*AIM OF THE TASK*: Note each line of the listing that contains the string "Brackets", and copy it.
────────
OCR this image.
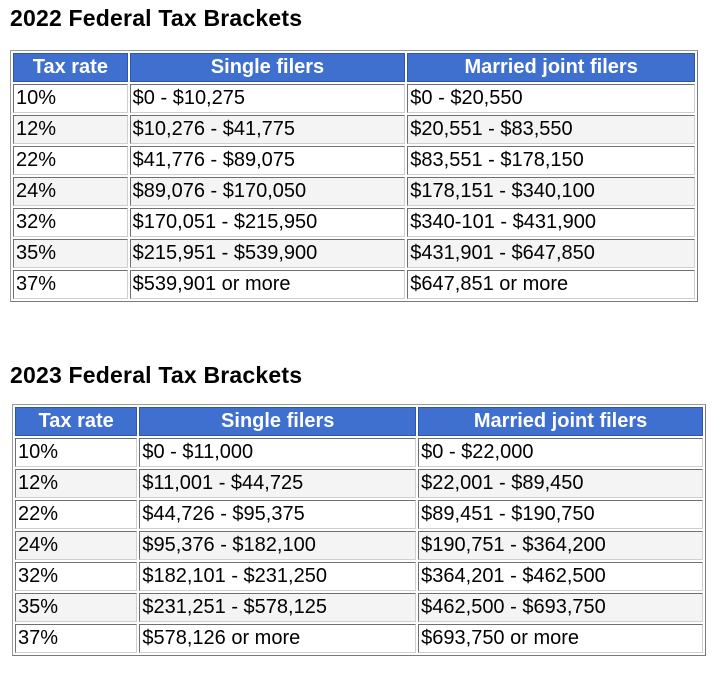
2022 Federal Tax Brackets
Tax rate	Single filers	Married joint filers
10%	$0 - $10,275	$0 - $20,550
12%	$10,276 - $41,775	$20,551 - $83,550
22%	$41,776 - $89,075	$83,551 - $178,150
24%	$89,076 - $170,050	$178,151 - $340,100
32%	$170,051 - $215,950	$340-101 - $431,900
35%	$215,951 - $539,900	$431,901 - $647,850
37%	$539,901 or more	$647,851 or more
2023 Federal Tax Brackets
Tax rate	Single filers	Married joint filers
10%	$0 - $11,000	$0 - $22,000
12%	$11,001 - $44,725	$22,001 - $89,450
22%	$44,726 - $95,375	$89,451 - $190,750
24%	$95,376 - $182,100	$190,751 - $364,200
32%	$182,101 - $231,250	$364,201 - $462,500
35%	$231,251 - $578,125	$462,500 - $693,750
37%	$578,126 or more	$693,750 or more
────────
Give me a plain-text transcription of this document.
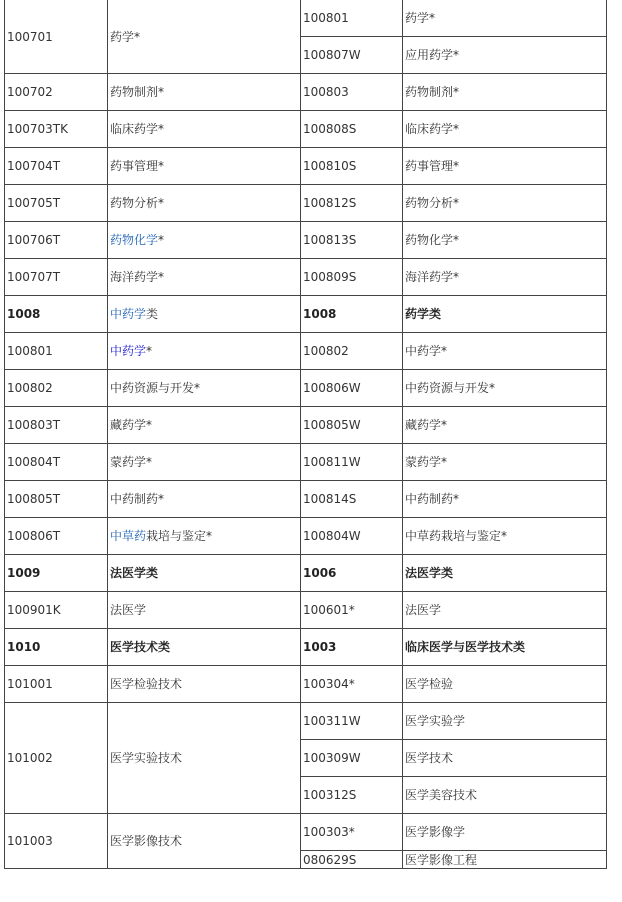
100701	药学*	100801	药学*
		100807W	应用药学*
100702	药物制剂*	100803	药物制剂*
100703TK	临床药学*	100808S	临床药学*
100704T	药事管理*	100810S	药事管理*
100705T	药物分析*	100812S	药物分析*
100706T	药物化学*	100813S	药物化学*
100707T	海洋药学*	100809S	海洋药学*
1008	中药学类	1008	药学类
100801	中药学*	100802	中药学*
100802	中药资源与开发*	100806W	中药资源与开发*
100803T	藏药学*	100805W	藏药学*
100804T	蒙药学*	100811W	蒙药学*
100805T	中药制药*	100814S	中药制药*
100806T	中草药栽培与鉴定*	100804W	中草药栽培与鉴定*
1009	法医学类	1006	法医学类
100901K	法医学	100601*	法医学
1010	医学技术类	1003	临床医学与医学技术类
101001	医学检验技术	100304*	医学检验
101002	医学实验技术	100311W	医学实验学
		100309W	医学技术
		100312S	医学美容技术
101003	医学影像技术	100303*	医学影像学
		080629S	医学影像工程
────────
*RESPONSE TO THE EXERCISE*:
2022 Federal Tax Brackets
2023 Federal Tax Brackets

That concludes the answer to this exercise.